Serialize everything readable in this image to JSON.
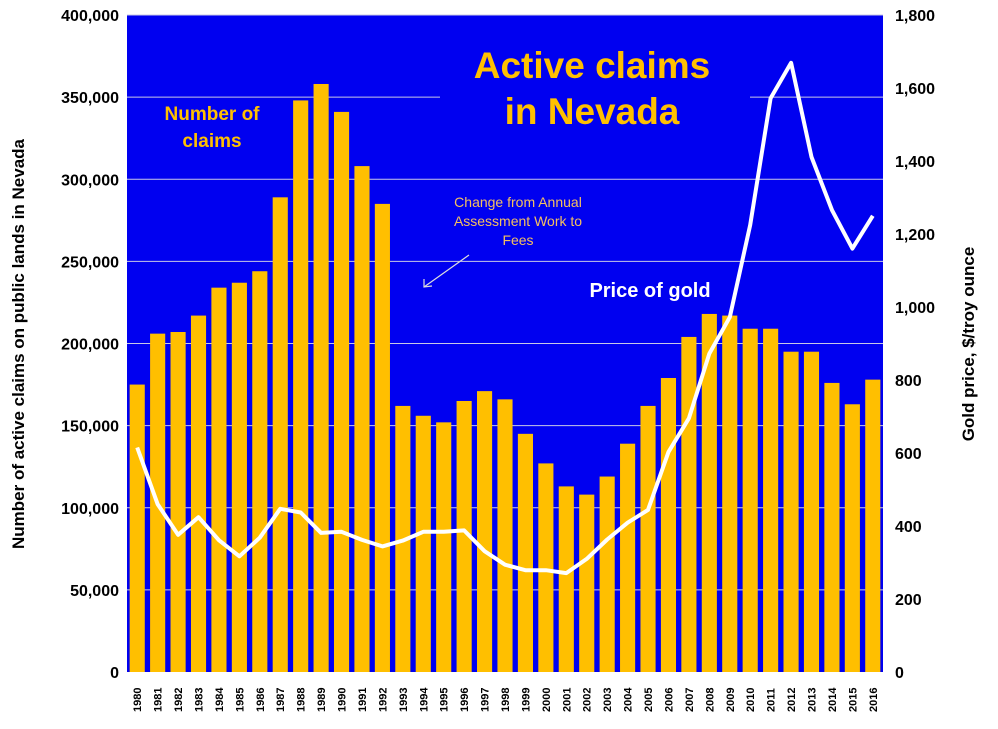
{
  "chart_data": {
    "type": "bar+line",
    "title": "Active claims in Nevada",
    "title_lines": [
      "Active claims",
      "in Nevada"
    ],
    "ylabel": "Number of active claims on public lands in Nevada",
    "y2label": "Gold price, $/troy ounce",
    "ylim": [
      0,
      400000
    ],
    "y2lim": [
      0,
      1800
    ],
    "yticks": [
      "0",
      "50,000",
      "100,000",
      "150,000",
      "200,000",
      "250,000",
      "300,000",
      "350,000",
      "400,000"
    ],
    "y2ticks": [
      "0",
      "200",
      "400",
      "600",
      "800",
      "1,000",
      "1,200",
      "1,400",
      "1,600",
      "1,800"
    ],
    "grid": true,
    "categories": [
      "1980",
      "1981",
      "1982",
      "1983",
      "1984",
      "1985",
      "1986",
      "1987",
      "1988",
      "1989",
      "1990",
      "1991",
      "1992",
      "1993",
      "1994",
      "1995",
      "1996",
      "1997",
      "1998",
      "1999",
      "2000",
      "2001",
      "2002",
      "2003",
      "2004",
      "2005",
      "2006",
      "2007",
      "2008",
      "2009",
      "2010",
      "2011",
      "2012",
      "2013",
      "2014",
      "2015",
      "2016"
    ],
    "series": [
      {
        "name": "Number of claims",
        "label_lines": [
          "Number of",
          "claims"
        ],
        "type": "bar",
        "axis": "left",
        "color": "#ffbf00",
        "values": [
          175000,
          206000,
          207000,
          217000,
          234000,
          237000,
          244000,
          289000,
          348000,
          358000,
          341000,
          308000,
          285000,
          162000,
          156000,
          152000,
          165000,
          171000,
          166000,
          145000,
          127000,
          113000,
          108000,
          119000,
          139000,
          162000,
          179000,
          204000,
          218000,
          217000,
          209000,
          209000,
          195000,
          195000,
          176000,
          163000,
          178000
        ]
      },
      {
        "name": "Price of gold",
        "type": "line",
        "axis": "right",
        "color": "#ffffff",
        "values": [
          615,
          460,
          376,
          424,
          361,
          317,
          368,
          447,
          437,
          381,
          384,
          362,
          344,
          360,
          384,
          384,
          388,
          331,
          294,
          279,
          279,
          271,
          310,
          363,
          409,
          444,
          603,
          695,
          872,
          972,
          1225,
          1572,
          1669,
          1411,
          1266,
          1160,
          1250
        ]
      }
    ],
    "annotation": {
      "lines": [
        "Change from Annual",
        "Assessment Work to",
        "Fees"
      ]
    },
    "colors": {
      "background": "#0000f0",
      "annotation": "#f5c060",
      "title": "#ffc000"
    }
  }
}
* * *
Task goal:
Retype all the records shown above, character for character. Omit every picture.

Exercise output:
Serialize everything readable in this image to JSON.
{
  "chart_data": {
    "type": "bar+line",
    "title": "Active claims in Nevada",
    "title_lines": [
      "Active claims",
      "in Nevada"
    ],
    "ylabel": "Number of active claims on public lands in Nevada",
    "y2label": "Gold price, $/troy ounce",
    "ylim": [
      0,
      400000
    ],
    "y2lim": [
      0,
      1800
    ],
    "yticks": [
      "0",
      "50,000",
      "100,000",
      "150,000",
      "200,000",
      "250,000",
      "300,000",
      "350,000",
      "400,000"
    ],
    "y2ticks": [
      "0",
      "200",
      "400",
      "600",
      "800",
      "1,000",
      "1,200",
      "1,400",
      "1,600",
      "1,800"
    ],
    "grid": true,
    "categories": [
      "1980",
      "1981",
      "1982",
      "1983",
      "1984",
      "1985",
      "1986",
      "1987",
      "1988",
      "1989",
      "1990",
      "1991",
      "1992",
      "1993",
      "1994",
      "1995",
      "1996",
      "1997",
      "1998",
      "1999",
      "2000",
      "2001",
      "2002",
      "2003",
      "2004",
      "2005",
      "2006",
      "2007",
      "2008",
      "2009",
      "2010",
      "2011",
      "2012",
      "2013",
      "2014",
      "2015",
      "2016"
    ],
    "series": [
      {
        "name": "Number of claims",
        "label_lines": [
          "Number of",
          "claims"
        ],
        "type": "bar",
        "axis": "left",
        "color": "#ffbf00",
        "values": [
          175000,
          206000,
          207000,
          217000,
          234000,
          237000,
          244000,
          289000,
          348000,
          358000,
          341000,
          308000,
          285000,
          162000,
          156000,
          152000,
          165000,
          171000,
          166000,
          145000,
          127000,
          113000,
          108000,
          119000,
          139000,
          162000,
          179000,
          204000,
          218000,
          217000,
          209000,
          209000,
          195000,
          195000,
          176000,
          163000,
          178000
        ]
      },
      {
        "name": "Price of gold",
        "type": "line",
        "axis": "right",
        "color": "#ffffff",
        "values": [
          615,
          460,
          376,
          424,
          361,
          317,
          368,
          447,
          437,
          381,
          384,
          362,
          344,
          360,
          384,
          384,
          388,
          331,
          294,
          279,
          279,
          271,
          310,
          363,
          409,
          444,
          603,
          695,
          872,
          972,
          1225,
          1572,
          1669,
          1411,
          1266,
          1160,
          1250
        ]
      }
    ],
    "annotation": {
      "lines": [
        "Change from Annual",
        "Assessment Work to",
        "Fees"
      ]
    },
    "colors": {
      "background": "#0000f0",
      "annotation": "#f5c060",
      "title": "#ffc000"
    }
  }
}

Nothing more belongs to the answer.